• _What this task involves_
Find the lines that hold the word "information" and return them.

Start of Dataset entries

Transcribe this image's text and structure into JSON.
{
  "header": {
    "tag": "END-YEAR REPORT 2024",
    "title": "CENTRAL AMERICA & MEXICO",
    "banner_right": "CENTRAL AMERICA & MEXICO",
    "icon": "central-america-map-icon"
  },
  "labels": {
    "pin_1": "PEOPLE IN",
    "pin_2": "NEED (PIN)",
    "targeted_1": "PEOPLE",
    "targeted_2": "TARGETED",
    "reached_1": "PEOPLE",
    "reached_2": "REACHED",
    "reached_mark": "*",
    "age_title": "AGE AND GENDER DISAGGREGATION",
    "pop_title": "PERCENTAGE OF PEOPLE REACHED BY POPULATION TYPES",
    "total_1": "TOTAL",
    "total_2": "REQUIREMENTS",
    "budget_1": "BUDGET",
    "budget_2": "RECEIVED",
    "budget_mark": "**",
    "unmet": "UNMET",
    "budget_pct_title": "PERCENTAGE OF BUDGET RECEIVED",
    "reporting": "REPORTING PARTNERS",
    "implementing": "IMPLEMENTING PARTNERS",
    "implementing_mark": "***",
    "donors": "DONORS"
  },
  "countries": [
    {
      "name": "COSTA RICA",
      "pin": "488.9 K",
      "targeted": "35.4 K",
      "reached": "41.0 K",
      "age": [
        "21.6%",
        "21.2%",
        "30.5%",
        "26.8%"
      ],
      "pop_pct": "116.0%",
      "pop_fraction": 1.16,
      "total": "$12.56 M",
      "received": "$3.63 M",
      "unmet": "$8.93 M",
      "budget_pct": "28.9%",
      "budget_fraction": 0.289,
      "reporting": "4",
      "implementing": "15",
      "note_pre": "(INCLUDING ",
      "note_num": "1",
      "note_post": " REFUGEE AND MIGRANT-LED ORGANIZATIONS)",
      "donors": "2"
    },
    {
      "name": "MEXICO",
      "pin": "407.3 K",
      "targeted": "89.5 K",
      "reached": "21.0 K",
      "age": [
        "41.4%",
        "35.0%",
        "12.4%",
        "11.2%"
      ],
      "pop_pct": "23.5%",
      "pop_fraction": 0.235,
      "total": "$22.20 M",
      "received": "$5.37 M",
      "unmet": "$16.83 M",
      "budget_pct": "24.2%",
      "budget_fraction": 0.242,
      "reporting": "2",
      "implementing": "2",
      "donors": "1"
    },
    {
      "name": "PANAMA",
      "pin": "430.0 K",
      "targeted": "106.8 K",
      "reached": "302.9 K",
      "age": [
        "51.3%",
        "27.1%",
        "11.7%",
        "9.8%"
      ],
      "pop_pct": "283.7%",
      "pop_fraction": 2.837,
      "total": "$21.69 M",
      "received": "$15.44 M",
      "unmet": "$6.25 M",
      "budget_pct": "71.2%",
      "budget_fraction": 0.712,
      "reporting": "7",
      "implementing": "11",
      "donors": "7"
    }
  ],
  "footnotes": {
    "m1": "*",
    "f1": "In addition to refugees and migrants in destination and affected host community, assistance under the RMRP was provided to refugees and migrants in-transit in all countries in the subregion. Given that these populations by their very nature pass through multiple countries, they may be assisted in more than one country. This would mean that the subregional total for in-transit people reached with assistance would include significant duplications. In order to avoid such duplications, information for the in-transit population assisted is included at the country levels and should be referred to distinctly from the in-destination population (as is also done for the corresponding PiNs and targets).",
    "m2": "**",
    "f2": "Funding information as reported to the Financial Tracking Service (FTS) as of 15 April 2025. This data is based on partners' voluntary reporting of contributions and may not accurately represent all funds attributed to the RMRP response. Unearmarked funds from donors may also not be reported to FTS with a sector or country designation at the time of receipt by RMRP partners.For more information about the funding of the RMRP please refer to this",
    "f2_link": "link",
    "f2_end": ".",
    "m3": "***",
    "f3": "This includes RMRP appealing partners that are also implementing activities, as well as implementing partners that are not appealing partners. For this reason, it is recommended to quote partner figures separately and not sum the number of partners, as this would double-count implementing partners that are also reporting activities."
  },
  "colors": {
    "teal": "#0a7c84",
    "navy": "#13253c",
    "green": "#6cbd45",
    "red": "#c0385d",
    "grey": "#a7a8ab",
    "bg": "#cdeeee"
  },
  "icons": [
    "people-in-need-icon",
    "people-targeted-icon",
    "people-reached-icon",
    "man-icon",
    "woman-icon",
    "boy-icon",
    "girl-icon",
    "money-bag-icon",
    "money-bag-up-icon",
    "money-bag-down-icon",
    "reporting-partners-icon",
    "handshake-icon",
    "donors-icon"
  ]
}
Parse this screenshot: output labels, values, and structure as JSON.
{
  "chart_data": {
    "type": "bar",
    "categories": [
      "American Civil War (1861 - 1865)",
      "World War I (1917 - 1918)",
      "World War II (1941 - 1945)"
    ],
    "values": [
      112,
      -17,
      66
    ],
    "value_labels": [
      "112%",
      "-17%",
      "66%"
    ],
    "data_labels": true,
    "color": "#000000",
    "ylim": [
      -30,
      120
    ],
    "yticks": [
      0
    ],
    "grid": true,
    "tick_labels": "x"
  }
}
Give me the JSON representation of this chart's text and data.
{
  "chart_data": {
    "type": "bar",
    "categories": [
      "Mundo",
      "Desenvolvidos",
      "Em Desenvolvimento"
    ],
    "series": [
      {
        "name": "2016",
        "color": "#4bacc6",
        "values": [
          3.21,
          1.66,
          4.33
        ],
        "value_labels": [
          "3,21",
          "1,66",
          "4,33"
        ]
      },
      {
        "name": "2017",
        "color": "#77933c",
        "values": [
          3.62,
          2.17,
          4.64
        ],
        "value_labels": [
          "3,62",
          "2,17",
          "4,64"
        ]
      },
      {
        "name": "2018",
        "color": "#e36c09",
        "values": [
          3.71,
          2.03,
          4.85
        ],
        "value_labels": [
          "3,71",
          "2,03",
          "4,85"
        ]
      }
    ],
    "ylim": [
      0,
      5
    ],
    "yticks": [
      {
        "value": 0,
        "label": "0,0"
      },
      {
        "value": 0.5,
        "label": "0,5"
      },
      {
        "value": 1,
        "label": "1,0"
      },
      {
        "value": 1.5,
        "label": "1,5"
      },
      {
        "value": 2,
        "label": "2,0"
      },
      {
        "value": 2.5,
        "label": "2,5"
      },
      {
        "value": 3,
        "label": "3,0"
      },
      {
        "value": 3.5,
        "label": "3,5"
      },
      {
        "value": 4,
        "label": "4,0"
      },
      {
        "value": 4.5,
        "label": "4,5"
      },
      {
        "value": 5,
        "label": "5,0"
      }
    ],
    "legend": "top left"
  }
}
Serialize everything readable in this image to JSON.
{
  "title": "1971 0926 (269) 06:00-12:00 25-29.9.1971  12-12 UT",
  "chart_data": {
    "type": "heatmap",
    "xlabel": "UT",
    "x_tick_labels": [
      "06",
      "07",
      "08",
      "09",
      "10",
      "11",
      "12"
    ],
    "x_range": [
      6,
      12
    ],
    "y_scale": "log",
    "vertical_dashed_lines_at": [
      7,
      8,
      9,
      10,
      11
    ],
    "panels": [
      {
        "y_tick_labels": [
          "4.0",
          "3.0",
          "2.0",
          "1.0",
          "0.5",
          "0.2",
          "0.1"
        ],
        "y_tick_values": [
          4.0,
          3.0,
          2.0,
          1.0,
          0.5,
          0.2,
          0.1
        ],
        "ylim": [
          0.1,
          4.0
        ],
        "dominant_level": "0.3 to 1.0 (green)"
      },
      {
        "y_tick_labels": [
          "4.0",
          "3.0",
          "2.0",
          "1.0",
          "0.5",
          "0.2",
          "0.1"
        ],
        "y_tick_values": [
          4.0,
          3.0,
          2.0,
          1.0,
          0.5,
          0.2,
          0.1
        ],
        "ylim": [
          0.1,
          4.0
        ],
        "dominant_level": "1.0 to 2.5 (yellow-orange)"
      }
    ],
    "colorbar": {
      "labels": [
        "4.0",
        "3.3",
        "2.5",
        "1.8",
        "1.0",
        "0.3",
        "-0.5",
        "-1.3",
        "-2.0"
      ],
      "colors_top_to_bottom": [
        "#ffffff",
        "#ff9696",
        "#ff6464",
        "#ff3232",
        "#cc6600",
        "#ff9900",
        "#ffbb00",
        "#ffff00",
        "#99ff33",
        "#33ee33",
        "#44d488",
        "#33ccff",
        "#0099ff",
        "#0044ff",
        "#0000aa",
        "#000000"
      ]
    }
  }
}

End of Dataset entries

• _Full response_
    "f1": "In addition to refugees and migrants in destination and affected host community, assistance under the RMRP was provided to refugees and migrants in-transit in all countries in the subregion. Given that these populations by their very nature pass through multiple countries, they may be assisted in more than one country. This would mean that the subregional total for in-transit people reached with assistance would include significant duplications. In order to avoid such duplications, information for the in-transit population assisted is included at the country levels and should be referred to distinctly from the in-destination population (as is also done for the corresponding PiNs and targets).",
    "f2": "Funding information as reported to the Financial Tracking Service (FTS) as of 15 April 2025. This data is based on partners' voluntary reporting of contributions and may not accurately represent all funds attributed to the RMRP response. Unearmarked funds from donors may also not be reported to FTS with a sector or country designation at the time of receipt by RMRP partners.For more information about the funding of the RMRP please refer to this",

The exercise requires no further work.